_Your task_:
Tally every line of the listing below that holds "chain", then give the tally alone.

--- BEGIN Supplied material ---

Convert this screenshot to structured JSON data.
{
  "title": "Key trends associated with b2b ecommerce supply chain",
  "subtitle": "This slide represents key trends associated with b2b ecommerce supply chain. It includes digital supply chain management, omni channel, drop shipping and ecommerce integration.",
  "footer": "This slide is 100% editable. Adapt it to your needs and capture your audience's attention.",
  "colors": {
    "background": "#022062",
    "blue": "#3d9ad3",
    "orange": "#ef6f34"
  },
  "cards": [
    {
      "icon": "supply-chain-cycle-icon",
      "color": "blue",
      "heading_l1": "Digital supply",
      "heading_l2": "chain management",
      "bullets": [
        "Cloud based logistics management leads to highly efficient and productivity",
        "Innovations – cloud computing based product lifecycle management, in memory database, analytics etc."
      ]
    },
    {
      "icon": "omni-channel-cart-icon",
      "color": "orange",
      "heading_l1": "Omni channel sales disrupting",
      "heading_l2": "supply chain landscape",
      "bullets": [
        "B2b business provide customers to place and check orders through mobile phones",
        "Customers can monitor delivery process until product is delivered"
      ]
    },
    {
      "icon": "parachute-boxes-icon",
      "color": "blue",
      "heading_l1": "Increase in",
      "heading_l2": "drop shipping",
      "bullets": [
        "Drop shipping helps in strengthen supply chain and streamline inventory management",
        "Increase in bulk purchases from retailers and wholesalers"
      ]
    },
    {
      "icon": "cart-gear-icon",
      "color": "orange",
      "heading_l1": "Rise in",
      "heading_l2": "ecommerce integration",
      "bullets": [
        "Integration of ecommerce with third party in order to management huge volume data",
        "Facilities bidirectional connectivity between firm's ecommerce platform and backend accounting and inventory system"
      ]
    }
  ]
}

--- END Supplied material ---

_Exercise output_:
6